#### DATA IN THIS EXERCISE

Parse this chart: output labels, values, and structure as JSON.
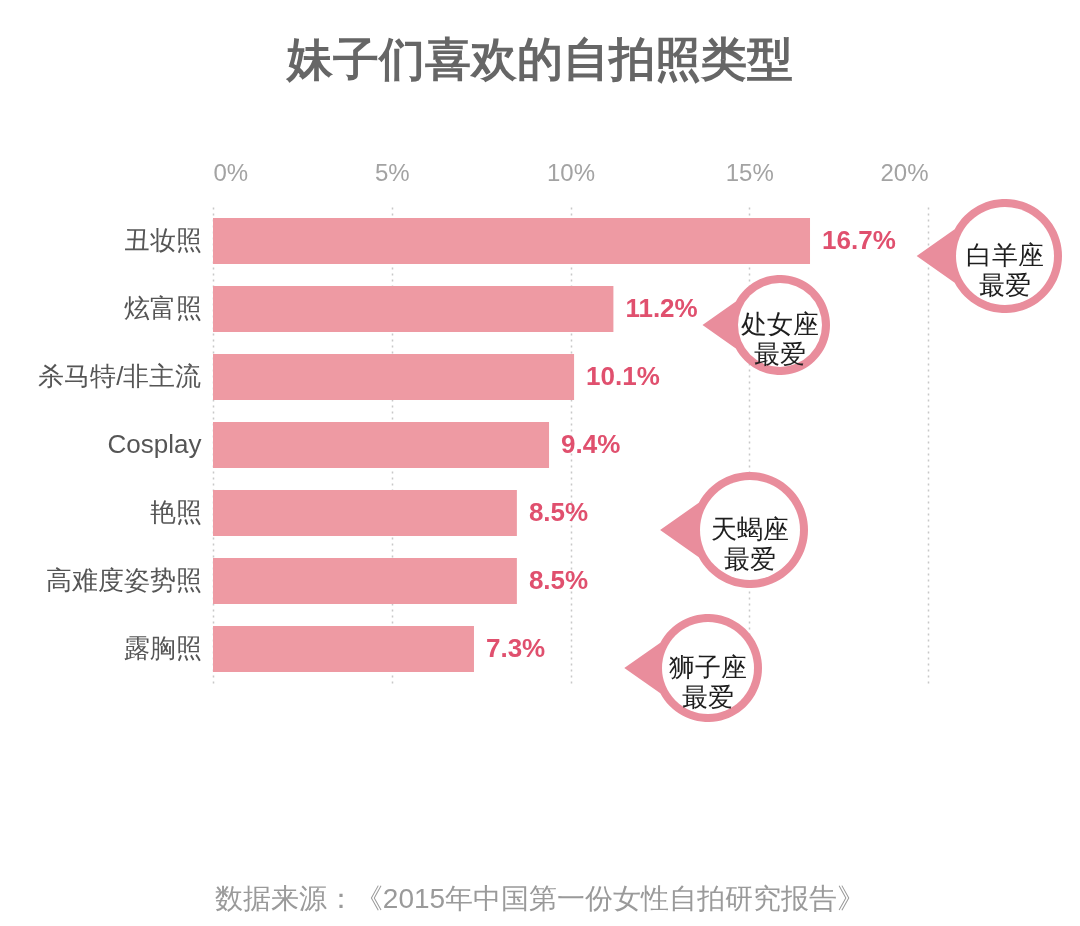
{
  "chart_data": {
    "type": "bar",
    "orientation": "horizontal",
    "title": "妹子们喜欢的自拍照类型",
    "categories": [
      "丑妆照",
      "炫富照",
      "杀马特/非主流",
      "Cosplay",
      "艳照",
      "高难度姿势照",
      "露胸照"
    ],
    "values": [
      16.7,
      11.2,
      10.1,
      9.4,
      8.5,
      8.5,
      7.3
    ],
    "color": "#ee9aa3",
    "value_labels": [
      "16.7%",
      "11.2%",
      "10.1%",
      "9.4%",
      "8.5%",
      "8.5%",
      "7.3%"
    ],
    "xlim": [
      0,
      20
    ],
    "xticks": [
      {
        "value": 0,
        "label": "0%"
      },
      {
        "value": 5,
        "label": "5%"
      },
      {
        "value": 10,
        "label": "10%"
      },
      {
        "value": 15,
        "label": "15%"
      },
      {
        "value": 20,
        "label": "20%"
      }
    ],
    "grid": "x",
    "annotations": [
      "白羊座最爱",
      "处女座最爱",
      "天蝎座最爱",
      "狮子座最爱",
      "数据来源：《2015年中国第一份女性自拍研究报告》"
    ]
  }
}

########

• [PROBLEM DESCRIPTION] Transcribe the material exactly, keeping every word and none of the pictures.

• [TASK ANSWER]
Parse this chart: output labels, values, and structure as JSON.
{
  "chart_data": {
    "type": "bar",
    "orientation": "horizontal",
    "title": "妹子们喜欢的自拍照类型",
    "categories": [
      "丑妆照",
      "炫富照",
      "杀马特/非主流",
      "Cosplay",
      "艳照",
      "高难度姿势照",
      "露胸照"
    ],
    "values": [
      16.7,
      11.2,
      10.1,
      9.4,
      8.5,
      8.5,
      7.3
    ],
    "color": "#ee9aa3",
    "value_labels": [
      "16.7%",
      "11.2%",
      "10.1%",
      "9.4%",
      "8.5%",
      "8.5%",
      "7.3%"
    ],
    "xlim": [
      0,
      20
    ],
    "xticks": [
      {
        "value": 0,
        "label": "0%"
      },
      {
        "value": 5,
        "label": "5%"
      },
      {
        "value": 10,
        "label": "10%"
      },
      {
        "value": 15,
        "label": "15%"
      },
      {
        "value": 20,
        "label": "20%"
      }
    ],
    "grid": "x",
    "annotations": [
      "白羊座最爱",
      "处女座最爱",
      "天蝎座最爱",
      "狮子座最爱",
      "数据来源：《2015年中国第一份女性自拍研究报告》"
    ]
  }
}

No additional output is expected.